■ GIVEN INSTRUCTION ■
Repeat each line exactly, leaving nothing out.

■ MATERIAL SUPPLIED ■

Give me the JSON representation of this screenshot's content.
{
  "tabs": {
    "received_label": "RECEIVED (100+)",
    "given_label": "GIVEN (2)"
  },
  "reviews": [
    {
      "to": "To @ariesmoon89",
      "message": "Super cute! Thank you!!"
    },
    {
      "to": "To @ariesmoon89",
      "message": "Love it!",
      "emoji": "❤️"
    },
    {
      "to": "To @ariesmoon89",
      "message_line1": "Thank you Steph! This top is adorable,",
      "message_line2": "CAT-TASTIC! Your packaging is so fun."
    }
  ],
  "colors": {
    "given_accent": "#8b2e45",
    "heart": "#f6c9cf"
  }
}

■ THE COMPLETED TASK ■
Give me the JSON representation of this screenshot's content.
{
  "tabs": {
    "received_label": "RECEIVED (100+)",
    "given_label": "GIVEN (2)"
  },
  "reviews": [
    {
      "to": "To @ariesmoon89",
      "message": "Super cute! Thank you!!"
    },
    {
      "to": "To @ariesmoon89",
      "message": "Love it!",
      "emoji": "❤️"
    },
    {
      "to": "To @ariesmoon89",
      "message_line1": "Thank you Steph! This top is adorable,",
      "message_line2": "CAT-TASTIC! Your packaging is so fun."
    }
  ],
  "colors": {
    "given_accent": "#8b2e45",
    "heart": "#f6c9cf"
  }
}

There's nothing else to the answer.